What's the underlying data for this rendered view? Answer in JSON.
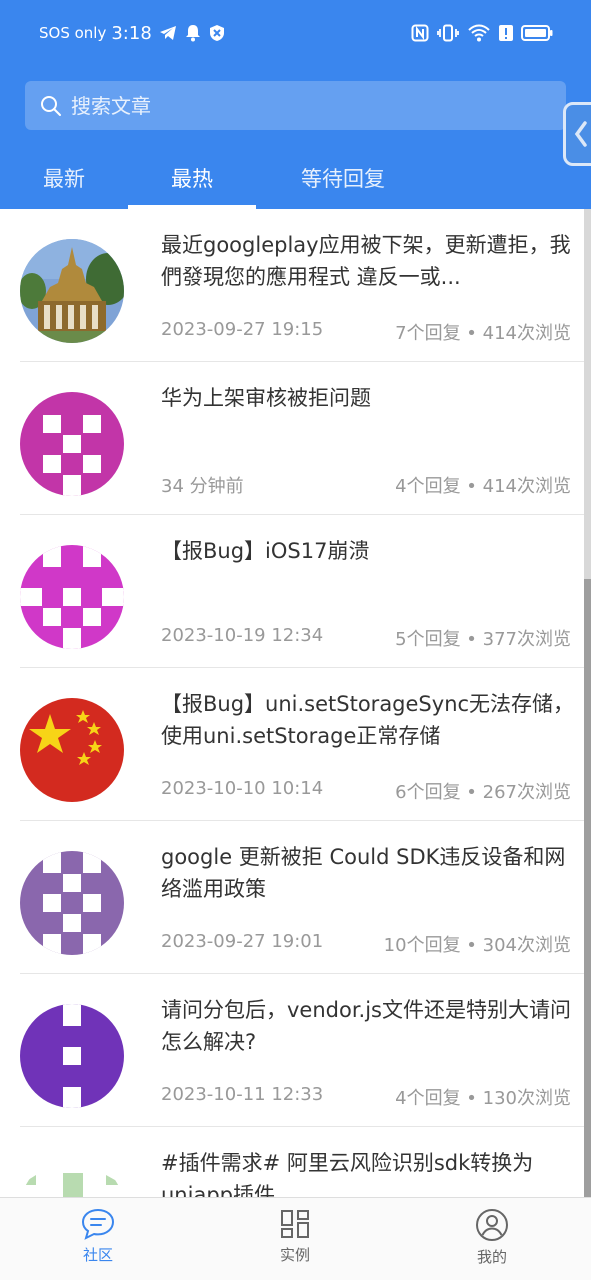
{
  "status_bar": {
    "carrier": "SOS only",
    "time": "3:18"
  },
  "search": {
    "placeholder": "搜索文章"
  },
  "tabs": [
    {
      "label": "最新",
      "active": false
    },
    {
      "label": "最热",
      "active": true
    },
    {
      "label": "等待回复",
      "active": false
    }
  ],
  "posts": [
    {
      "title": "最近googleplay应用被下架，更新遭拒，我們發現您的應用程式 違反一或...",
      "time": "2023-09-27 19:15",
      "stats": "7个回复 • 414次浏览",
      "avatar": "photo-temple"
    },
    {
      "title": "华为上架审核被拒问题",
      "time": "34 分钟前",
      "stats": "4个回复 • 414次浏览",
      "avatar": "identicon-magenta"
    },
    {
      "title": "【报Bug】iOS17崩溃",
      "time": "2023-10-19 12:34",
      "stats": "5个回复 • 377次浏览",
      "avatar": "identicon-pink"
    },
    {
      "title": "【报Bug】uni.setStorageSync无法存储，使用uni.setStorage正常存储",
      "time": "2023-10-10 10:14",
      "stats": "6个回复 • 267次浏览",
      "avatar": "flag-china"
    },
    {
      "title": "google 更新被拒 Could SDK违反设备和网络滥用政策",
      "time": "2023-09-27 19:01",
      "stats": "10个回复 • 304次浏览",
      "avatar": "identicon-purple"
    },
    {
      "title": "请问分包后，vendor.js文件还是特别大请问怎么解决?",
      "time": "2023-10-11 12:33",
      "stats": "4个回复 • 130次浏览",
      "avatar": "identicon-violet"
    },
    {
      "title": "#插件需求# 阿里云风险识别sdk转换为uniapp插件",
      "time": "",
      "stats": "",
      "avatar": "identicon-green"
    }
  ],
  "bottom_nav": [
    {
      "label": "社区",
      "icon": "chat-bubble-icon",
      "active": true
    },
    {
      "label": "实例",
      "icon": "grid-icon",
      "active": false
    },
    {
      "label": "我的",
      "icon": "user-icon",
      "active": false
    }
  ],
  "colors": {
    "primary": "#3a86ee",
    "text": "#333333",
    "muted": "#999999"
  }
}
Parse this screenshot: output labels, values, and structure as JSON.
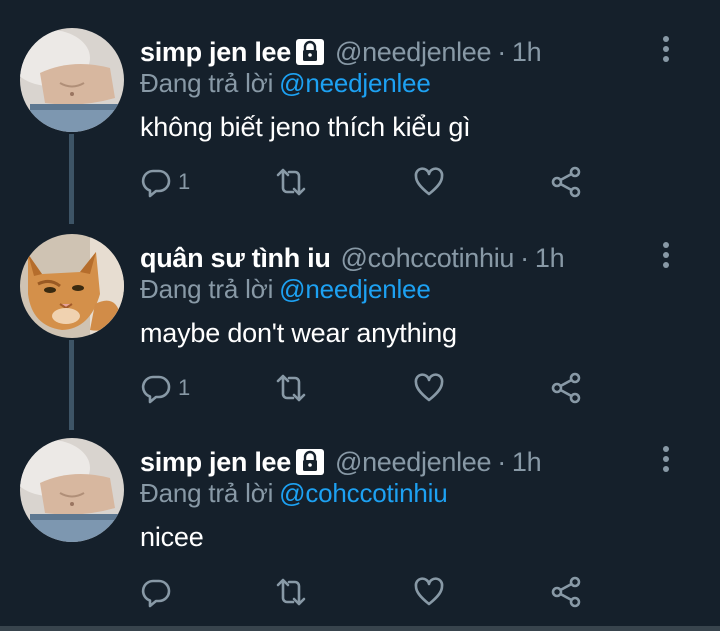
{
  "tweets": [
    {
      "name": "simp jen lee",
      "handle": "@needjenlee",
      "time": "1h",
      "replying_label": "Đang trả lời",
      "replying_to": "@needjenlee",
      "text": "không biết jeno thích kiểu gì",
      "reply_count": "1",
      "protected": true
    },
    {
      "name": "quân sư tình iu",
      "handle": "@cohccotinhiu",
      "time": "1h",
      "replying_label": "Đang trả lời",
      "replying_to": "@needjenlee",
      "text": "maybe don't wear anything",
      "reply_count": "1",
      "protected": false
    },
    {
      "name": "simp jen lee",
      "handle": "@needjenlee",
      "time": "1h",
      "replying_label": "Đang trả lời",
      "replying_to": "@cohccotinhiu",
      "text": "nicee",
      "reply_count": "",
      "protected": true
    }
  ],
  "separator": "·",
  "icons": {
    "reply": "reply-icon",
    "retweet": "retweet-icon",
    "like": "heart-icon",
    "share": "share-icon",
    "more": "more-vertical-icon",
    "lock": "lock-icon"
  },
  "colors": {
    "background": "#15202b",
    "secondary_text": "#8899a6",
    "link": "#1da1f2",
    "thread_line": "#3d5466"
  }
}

+-------+

◆ PROBLEM TO SOLVE ◆
With the pictures omitted, reproduce the records in full and exactly.

◆ EXERCISE RESULT ◆
What's the underlying data for this rendered view? Answer in JSON.
{
  "status_bar": {
    "carrier": "SOS only",
    "time": "3:18"
  },
  "search": {
    "placeholder": "搜索文章"
  },
  "tabs": [
    {
      "label": "最新",
      "active": false
    },
    {
      "label": "最热",
      "active": true
    },
    {
      "label": "等待回复",
      "active": false
    }
  ],
  "posts": [
    {
      "title": "最近googleplay应用被下架，更新遭拒，我們發現您的應用程式 違反一或...",
      "time": "2023-09-27 19:15",
      "stats": "7个回复 • 414次浏览",
      "avatar": "photo-temple"
    },
    {
      "title": "华为上架审核被拒问题",
      "time": "34 分钟前",
      "stats": "4个回复 • 414次浏览",
      "avatar": "identicon-magenta"
    },
    {
      "title": "【报Bug】iOS17崩溃",
      "time": "2023-10-19 12:34",
      "stats": "5个回复 • 377次浏览",
      "avatar": "identicon-pink"
    },
    {
      "title": "【报Bug】uni.setStorageSync无法存储，使用uni.setStorage正常存储",
      "time": "2023-10-10 10:14",
      "stats": "6个回复 • 267次浏览",
      "avatar": "flag-china"
    },
    {
      "title": "google 更新被拒 Could SDK违反设备和网络滥用政策",
      "time": "2023-09-27 19:01",
      "stats": "10个回复 • 304次浏览",
      "avatar": "identicon-purple"
    },
    {
      "title": "请问分包后，vendor.js文件还是特别大请问怎么解决?",
      "time": "2023-10-11 12:33",
      "stats": "4个回复 • 130次浏览",
      "avatar": "identicon-violet"
    },
    {
      "title": "#插件需求# 阿里云风险识别sdk转换为uniapp插件",
      "time": "",
      "stats": "",
      "avatar": "identicon-green"
    }
  ],
  "bottom_nav": [
    {
      "label": "社区",
      "icon": "chat-bubble-icon",
      "active": true
    },
    {
      "label": "实例",
      "icon": "grid-icon",
      "active": false
    },
    {
      "label": "我的",
      "icon": "user-icon",
      "active": false
    }
  ],
  "colors": {
    "primary": "#3a86ee",
    "text": "#333333",
    "muted": "#999999"
  }
}
Parse this screenshot: output labels, values, and structure as JSON.
{
  "tweets": [
    {
      "name": "simp jen lee",
      "handle": "@needjenlee",
      "time": "1h",
      "replying_label": "Đang trả lời",
      "replying_to": "@needjenlee",
      "text": "không biết jeno thích kiểu gì",
      "reply_count": "1",
      "protected": true
    },
    {
      "name": "quân sư tình iu",
      "handle": "@cohccotinhiu",
      "time": "1h",
      "replying_label": "Đang trả lời",
      "replying_to": "@needjenlee",
      "text": "maybe don't wear anything",
      "reply_count": "1",
      "protected": false
    },
    {
      "name": "simp jen lee",
      "handle": "@needjenlee",
      "time": "1h",
      "replying_label": "Đang trả lời",
      "replying_to": "@cohccotinhiu",
      "text": "nicee",
      "reply_count": "",
      "protected": true
    }
  ],
  "separator": "·",
  "icons": {
    "reply": "reply-icon",
    "retweet": "retweet-icon",
    "like": "heart-icon",
    "share": "share-icon",
    "more": "more-vertical-icon",
    "lock": "lock-icon"
  },
  "colors": {
    "background": "#15202b",
    "secondary_text": "#8899a6",
    "link": "#1da1f2",
    "thread_line": "#3d5466"
  }
}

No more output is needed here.